- Page excerpt -
****

Frames are used to put multiple Web pages on screen at the same time. Because each framed page resides within its own distinct and limited area of the screen, the effect is to create a seamless whole out of many parts. All the frames together are contained within a different kind of Web page called a frameset. Framesets themselves are never seen by a site visitor. Only their contents which consist of the borders of the frames and the framed pages are visible. The primary reason to use frames is to provide at least one area of the screen where the content remains stable while another area changes. The stable area keeps something important in front of your site visitors at all times. What this important item is varies from site to site.

Most often, a special page showing a set of links to all the other pages in the site is kept in a small frame, while the pages themselves are displayed in the remaining screen area. The small frame with links is commonly called a navigation frame, because to navigate to any page in the site, visitors simply click one of the links in the frame, which loads the link in what could be called the ‘‘viewing’’ frame. By keeping the links content available at all times, visitors are able to move about the site more easily than if they had to constantly return to the home page to locate a links listing. Although navigational content is the most common use for frames, frames are sometimes used for other types of static content, such as a legal notice or graphic that you want to always keep in your visitors’ field of vision.

****

- Work to do -
(A) According to the frames excerpt, what is the kind of Web page that holds all the frames called?
(B) Please write out the frames excerpt from "Most often, a" up to and including "field of vision.".
(C) Summarize the frames excerpt in two sentences.

****

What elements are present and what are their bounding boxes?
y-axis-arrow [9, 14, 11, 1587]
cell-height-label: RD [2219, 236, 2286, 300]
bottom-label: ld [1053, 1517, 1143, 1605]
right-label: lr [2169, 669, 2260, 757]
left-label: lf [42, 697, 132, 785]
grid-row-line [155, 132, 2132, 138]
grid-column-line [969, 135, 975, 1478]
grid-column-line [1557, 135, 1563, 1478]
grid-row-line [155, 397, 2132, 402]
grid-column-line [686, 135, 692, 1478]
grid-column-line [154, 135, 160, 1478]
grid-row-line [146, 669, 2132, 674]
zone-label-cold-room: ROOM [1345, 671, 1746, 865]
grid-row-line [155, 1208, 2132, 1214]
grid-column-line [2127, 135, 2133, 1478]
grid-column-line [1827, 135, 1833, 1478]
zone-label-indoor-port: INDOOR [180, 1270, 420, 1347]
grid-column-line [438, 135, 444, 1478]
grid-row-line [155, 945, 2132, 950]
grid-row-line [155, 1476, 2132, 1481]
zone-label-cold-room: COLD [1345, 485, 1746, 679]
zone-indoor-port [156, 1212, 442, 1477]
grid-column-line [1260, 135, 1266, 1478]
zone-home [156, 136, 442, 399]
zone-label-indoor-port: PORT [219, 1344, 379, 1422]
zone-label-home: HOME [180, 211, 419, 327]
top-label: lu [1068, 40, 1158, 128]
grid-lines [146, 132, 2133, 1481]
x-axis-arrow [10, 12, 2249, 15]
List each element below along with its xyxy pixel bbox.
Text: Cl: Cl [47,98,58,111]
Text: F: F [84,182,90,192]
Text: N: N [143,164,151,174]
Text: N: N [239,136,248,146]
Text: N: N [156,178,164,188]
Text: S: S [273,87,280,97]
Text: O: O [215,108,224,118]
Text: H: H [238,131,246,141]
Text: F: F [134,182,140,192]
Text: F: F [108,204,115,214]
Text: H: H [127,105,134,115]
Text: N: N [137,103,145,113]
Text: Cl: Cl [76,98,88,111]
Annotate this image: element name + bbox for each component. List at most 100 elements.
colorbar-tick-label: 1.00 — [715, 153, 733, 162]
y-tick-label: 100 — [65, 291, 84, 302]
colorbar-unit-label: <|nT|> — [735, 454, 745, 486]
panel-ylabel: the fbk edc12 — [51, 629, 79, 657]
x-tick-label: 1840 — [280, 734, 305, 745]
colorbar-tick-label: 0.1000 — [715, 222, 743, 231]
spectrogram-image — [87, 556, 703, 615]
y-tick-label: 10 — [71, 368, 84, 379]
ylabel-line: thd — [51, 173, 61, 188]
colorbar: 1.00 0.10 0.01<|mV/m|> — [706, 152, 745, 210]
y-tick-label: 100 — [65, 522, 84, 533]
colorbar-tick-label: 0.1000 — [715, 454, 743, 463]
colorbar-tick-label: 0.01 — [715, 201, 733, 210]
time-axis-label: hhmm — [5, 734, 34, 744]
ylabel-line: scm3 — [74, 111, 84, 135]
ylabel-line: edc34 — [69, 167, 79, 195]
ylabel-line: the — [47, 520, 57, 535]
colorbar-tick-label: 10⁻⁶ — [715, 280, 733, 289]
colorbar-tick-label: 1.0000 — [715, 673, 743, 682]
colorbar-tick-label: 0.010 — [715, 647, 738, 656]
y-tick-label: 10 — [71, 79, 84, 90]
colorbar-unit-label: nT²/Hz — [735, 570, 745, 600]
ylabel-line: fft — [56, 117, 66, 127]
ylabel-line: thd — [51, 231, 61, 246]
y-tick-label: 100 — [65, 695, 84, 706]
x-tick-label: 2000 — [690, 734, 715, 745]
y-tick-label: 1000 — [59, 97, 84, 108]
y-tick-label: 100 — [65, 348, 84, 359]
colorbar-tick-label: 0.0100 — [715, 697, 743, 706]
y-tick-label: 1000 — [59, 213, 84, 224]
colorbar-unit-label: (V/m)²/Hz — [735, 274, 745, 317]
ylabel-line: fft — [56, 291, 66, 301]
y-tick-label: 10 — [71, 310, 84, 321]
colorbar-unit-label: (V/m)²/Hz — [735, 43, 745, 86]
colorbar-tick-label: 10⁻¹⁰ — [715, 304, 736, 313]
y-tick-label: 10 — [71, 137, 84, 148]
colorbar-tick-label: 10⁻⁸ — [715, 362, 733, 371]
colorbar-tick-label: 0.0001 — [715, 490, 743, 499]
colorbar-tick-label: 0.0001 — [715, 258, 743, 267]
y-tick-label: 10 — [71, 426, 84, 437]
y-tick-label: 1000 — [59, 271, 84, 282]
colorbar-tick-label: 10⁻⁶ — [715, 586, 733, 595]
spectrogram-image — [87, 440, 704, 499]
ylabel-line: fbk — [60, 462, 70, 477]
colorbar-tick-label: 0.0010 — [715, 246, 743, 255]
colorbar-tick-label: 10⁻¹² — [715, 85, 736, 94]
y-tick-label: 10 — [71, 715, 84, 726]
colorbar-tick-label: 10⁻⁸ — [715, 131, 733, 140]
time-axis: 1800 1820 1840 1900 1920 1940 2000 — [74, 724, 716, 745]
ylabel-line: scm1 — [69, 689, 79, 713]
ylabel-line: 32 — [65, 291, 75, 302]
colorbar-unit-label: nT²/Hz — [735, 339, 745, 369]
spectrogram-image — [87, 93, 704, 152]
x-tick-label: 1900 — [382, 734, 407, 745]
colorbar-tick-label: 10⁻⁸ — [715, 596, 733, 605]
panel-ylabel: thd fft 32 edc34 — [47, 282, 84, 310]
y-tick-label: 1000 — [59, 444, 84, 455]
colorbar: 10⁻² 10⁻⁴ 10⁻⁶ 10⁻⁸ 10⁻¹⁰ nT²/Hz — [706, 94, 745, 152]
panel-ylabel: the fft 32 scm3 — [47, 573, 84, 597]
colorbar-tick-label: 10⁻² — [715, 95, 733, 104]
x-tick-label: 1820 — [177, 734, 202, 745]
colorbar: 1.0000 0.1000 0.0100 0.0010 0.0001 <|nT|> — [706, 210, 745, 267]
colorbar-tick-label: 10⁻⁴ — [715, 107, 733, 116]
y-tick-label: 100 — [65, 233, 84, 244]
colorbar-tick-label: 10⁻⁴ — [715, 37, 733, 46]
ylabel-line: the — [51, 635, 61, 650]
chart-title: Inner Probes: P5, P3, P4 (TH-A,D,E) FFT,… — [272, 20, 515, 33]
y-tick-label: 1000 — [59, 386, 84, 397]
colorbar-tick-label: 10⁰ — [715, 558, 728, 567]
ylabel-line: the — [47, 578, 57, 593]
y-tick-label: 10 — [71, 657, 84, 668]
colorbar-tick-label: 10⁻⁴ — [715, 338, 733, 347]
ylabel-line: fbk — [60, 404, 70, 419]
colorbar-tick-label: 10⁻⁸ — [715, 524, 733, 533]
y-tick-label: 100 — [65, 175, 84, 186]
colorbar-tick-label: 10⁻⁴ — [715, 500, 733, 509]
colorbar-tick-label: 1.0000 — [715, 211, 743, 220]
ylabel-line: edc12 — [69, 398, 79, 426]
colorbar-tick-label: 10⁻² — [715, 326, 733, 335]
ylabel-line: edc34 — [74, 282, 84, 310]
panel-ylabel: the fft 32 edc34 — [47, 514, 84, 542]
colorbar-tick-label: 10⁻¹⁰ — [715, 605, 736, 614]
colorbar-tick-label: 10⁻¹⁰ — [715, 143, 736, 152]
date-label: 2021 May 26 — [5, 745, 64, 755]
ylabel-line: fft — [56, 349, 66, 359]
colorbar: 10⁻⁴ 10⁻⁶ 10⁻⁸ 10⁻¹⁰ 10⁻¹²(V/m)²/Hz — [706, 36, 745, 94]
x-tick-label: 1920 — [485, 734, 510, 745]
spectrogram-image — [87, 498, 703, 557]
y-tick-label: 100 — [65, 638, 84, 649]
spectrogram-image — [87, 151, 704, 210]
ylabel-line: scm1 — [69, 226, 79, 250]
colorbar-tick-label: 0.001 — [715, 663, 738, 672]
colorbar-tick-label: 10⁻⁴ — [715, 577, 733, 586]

****

- Written responses -
(A) A frameset.

(B)
Most often, a special page showing a set of links to all the other pages in the site is kept in a small frame, while the pages themselves are displayed in the remaining screen area. The small frame with links is commonly called a navigation frame, because to navigate to any page in the site, visitors simply click one of the links in the frame, which loads the link in what could be called the ‘‘viewing’’ frame. By keeping the links content available at all times, visitors are able to move about the site more easily than if they had to constantly return to the home page to locate a links listing. Although navigational content is the most common use for frames, frames are sometimes used for other types of static content, such as a legal notice or graphic that you want to always keep in your visitors’ field of vision.

(C) Frames display several Web pages on screen at once within a frameset, mainly so that one area of the screen stays stable while another changes. Most often that stable area is a navigation frame of links that load pages into the rest of the screen, though frames are sometimes used for other static content such as a legal notice or graphic.